# Input rows start

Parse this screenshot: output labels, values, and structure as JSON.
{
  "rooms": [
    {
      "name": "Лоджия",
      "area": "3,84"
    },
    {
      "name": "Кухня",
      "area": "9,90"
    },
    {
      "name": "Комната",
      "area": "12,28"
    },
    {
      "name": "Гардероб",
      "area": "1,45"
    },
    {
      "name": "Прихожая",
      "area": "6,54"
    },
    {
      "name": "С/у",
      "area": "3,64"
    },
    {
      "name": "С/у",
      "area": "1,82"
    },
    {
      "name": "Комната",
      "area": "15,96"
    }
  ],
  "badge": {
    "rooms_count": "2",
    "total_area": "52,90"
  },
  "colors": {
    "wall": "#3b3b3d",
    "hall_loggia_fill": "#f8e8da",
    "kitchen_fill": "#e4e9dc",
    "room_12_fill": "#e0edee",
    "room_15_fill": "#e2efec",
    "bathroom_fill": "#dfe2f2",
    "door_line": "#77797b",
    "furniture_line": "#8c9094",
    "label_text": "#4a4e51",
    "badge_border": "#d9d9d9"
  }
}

# Input rows end

Exercise>
Write each line above out exactly.

Expected answer>
Parse this screenshot: output labels, values, and structure as JSON.
{
  "rooms": [
    {
      "name": "Лоджия",
      "area": "3,84"
    },
    {
      "name": "Кухня",
      "area": "9,90"
    },
    {
      "name": "Комната",
      "area": "12,28"
    },
    {
      "name": "Гардероб",
      "area": "1,45"
    },
    {
      "name": "Прихожая",
      "area": "6,54"
    },
    {
      "name": "С/у",
      "area": "3,64"
    },
    {
      "name": "С/у",
      "area": "1,82"
    },
    {
      "name": "Комната",
      "area": "15,96"
    }
  ],
  "badge": {
    "rooms_count": "2",
    "total_area": "52,90"
  },
  "colors": {
    "wall": "#3b3b3d",
    "hall_loggia_fill": "#f8e8da",
    "kitchen_fill": "#e4e9dc",
    "room_12_fill": "#e0edee",
    "room_15_fill": "#e2efec",
    "bathroom_fill": "#dfe2f2",
    "door_line": "#77797b",
    "furniture_line": "#8c9094",
    "label_text": "#4a4e51",
    "badge_border": "#d9d9d9"
  }
}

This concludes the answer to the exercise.